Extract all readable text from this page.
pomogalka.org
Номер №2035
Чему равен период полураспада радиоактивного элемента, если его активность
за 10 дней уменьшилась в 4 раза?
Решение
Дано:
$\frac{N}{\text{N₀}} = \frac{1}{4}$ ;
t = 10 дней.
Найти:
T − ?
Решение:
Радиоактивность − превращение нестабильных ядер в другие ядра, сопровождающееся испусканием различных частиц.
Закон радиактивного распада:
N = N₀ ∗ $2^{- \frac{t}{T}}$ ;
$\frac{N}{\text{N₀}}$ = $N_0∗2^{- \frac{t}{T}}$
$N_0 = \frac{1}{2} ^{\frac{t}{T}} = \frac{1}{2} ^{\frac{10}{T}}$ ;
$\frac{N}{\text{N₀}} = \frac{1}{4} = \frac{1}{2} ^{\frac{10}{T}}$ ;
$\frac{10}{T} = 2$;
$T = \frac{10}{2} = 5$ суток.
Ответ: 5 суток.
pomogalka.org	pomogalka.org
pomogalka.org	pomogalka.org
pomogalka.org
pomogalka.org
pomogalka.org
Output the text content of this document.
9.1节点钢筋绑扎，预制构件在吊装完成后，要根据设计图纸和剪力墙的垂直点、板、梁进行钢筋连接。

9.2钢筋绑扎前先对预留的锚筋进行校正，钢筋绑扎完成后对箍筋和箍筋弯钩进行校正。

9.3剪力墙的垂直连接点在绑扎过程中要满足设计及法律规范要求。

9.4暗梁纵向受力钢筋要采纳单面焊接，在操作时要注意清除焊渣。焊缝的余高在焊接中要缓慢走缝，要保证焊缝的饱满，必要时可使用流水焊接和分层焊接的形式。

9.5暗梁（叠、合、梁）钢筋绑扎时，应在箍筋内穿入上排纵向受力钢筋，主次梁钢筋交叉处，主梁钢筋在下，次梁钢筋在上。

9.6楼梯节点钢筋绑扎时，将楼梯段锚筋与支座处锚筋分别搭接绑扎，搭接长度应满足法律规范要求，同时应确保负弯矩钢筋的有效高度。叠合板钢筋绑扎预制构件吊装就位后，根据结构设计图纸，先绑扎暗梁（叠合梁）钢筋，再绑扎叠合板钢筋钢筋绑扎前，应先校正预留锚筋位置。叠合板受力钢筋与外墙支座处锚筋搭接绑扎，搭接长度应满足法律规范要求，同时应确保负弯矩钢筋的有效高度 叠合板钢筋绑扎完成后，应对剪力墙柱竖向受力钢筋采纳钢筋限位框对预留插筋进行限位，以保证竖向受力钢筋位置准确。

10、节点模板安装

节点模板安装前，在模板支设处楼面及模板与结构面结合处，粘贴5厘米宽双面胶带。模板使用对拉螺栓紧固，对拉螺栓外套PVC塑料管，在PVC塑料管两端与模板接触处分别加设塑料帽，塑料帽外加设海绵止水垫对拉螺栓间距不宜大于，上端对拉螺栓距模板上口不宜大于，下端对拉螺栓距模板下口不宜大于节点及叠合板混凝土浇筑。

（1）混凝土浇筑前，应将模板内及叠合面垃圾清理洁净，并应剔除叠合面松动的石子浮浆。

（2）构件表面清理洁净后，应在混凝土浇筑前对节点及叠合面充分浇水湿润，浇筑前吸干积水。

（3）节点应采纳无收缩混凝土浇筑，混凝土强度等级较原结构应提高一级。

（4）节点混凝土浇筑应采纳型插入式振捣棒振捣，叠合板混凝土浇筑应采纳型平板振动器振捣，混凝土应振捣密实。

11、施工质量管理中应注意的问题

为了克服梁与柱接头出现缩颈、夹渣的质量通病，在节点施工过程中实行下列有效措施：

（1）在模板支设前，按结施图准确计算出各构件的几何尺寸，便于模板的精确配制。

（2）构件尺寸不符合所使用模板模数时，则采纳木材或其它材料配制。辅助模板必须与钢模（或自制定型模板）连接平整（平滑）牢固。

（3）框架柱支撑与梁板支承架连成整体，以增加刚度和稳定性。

• • •

▶ [The problem]:
Go through the entries above and copy every line containing "this".

▶ [Task result]:
Extract all readable text from this page.
Output the text content of this document.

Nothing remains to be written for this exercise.